_WORK TO COMPLETE:_
Reproduce the listing exactly, with no pictures in your copy.

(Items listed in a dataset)
** Start **

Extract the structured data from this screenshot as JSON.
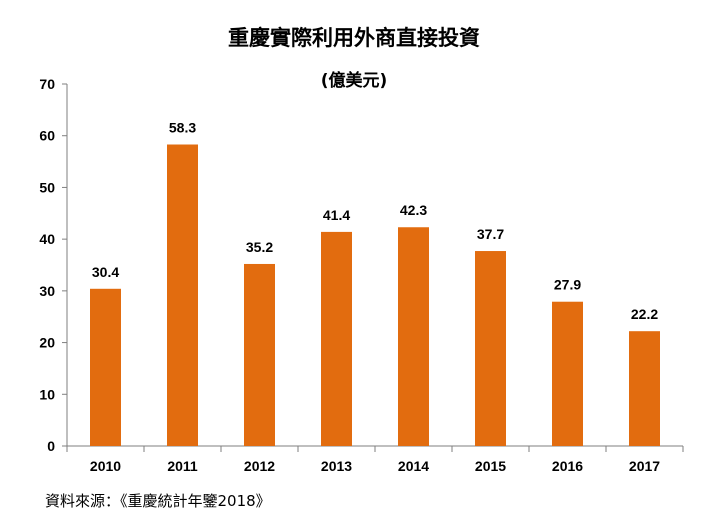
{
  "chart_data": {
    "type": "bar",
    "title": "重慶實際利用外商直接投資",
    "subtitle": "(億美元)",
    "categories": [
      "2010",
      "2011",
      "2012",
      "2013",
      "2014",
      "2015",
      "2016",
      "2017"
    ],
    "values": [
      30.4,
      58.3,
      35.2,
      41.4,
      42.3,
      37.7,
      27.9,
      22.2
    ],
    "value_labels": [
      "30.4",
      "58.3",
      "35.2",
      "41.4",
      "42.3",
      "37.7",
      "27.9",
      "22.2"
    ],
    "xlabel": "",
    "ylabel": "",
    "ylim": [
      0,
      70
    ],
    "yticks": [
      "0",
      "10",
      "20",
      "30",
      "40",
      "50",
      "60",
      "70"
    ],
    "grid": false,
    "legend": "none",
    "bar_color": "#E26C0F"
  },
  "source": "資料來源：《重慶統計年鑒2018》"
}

** End **

_OUTPUT BELOW:_
Extract the structured data from this screenshot as JSON.
{
  "chart_data": {
    "type": "bar",
    "title": "重慶實際利用外商直接投資",
    "subtitle": "(億美元)",
    "categories": [
      "2010",
      "2011",
      "2012",
      "2013",
      "2014",
      "2015",
      "2016",
      "2017"
    ],
    "values": [
      30.4,
      58.3,
      35.2,
      41.4,
      42.3,
      37.7,
      27.9,
      22.2
    ],
    "value_labels": [
      "30.4",
      "58.3",
      "35.2",
      "41.4",
      "42.3",
      "37.7",
      "27.9",
      "22.2"
    ],
    "xlabel": "",
    "ylabel": "",
    "ylim": [
      0,
      70
    ],
    "yticks": [
      "0",
      "10",
      "20",
      "30",
      "40",
      "50",
      "60",
      "70"
    ],
    "grid": false,
    "legend": "none",
    "bar_color": "#E26C0F"
  },
  "source": "資料來源：《重慶統計年鑒2018》"
}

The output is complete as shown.